## DIRECTIONS
Reproduce the listing below without any change.

## SUPPLIED ENTRIES
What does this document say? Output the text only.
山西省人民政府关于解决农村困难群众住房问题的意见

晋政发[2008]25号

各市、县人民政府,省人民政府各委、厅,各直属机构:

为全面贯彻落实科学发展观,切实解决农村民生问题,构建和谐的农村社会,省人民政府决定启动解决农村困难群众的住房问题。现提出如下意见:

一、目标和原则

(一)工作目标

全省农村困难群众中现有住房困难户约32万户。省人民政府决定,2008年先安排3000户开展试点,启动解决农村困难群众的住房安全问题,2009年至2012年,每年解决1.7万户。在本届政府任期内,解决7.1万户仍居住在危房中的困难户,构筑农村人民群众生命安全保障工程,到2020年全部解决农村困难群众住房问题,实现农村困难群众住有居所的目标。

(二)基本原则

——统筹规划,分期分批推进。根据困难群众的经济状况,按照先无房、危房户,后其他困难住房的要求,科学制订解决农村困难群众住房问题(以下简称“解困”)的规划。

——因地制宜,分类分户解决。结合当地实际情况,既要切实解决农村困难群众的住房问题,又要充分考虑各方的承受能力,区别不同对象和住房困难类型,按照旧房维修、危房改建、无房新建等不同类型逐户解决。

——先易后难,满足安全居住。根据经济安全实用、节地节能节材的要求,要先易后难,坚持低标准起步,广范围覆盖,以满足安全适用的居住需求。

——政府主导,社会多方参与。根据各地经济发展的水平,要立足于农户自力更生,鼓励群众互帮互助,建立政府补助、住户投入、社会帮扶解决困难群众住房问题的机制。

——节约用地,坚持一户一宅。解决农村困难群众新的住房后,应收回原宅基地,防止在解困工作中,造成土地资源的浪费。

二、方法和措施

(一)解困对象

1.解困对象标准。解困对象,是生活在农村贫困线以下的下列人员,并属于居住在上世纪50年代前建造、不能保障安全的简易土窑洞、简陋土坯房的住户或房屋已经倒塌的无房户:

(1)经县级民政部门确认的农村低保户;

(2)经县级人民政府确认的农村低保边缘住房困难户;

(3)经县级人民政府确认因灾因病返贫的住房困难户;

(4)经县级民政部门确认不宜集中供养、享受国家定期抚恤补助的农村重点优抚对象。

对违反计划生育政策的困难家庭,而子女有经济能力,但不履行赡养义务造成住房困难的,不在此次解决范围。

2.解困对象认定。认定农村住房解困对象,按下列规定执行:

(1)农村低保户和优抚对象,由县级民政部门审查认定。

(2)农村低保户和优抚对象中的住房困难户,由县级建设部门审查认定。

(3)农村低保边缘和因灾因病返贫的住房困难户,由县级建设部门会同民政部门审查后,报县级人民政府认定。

## OUTPUT FOR THIS EXERCISE
What does this document say? Output the text only.
山西省人民政府关于解决农村困难群众住房问题的意见

晋政发[2008]25号

各市、县人民政府,省人民政府各委、厅,各直属机构:

为全面贯彻落实科学发展观,切实解决农村民生问题,构建和谐的农村社会,省人民政府决定启动解决农村困难群众的住房问题。现提出如下意见:

一、目标和原则

(一)工作目标

全省农村困难群众中现有住房困难户约32万户。省人民政府决定,2008年先安排3000户开展试点,启动解决农村困难群众的住房安全问题,2009年至2012年,每年解决1.7万户。在本届政府任期内,解决7.1万户仍居住在危房中的困难户,构筑农村人民群众生命安全保障工程,到2020年全部解决农村困难群众住房问题,实现农村困难群众住有居所的目标。

(二)基本原则

——统筹规划,分期分批推进。根据困难群众的经济状况,按照先无房、危房户,后其他困难住房的要求,科学制订解决农村困难群众住房问题(以下简称“解困”)的规划。

——因地制宜,分类分户解决。结合当地实际情况,既要切实解决农村困难群众的住房问题,又要充分考虑各方的承受能力,区别不同对象和住房困难类型,按照旧房维修、危房改建、无房新建等不同类型逐户解决。

——先易后难,满足安全居住。根据经济安全实用、节地节能节材的要求,要先易后难,坚持低标准起步,广范围覆盖,以满足安全适用的居住需求。

——政府主导,社会多方参与。根据各地经济发展的水平,要立足于农户自力更生,鼓励群众互帮互助,建立政府补助、住户投入、社会帮扶解决困难群众住房问题的机制。

——节约用地,坚持一户一宅。解决农村困难群众新的住房后,应收回原宅基地,防止在解困工作中,造成土地资源的浪费。

二、方法和措施

(一)解困对象

1.解困对象标准。解困对象,是生活在农村贫困线以下的下列人员,并属于居住在上世纪50年代前建造、不能保障安全的简易土窑洞、简陋土坯房的住户或房屋已经倒塌的无房户:

(1)经县级民政部门确认的农村低保户;

(2)经县级人民政府确认的农村低保边缘住房困难户;

(3)经县级人民政府确认因灾因病返贫的住房困难户;

(4)经县级民政部门确认不宜集中供养、享受国家定期抚恤补助的农村重点优抚对象。

对违反计划生育政策的困难家庭,而子女有经济能力,但不履行赡养义务造成住房困难的,不在此次解决范围。

2.解困对象认定。认定农村住房解困对象,按下列规定执行:

(1)农村低保户和优抚对象,由县级民政部门审查认定。

(2)农村低保户和优抚对象中的住房困难户,由县级建设部门审查认定。

(3)农村低保边缘和因灾因病返贫的住房困难户,由县级建设部门会同民政部门审查后,报县级人民政府认定。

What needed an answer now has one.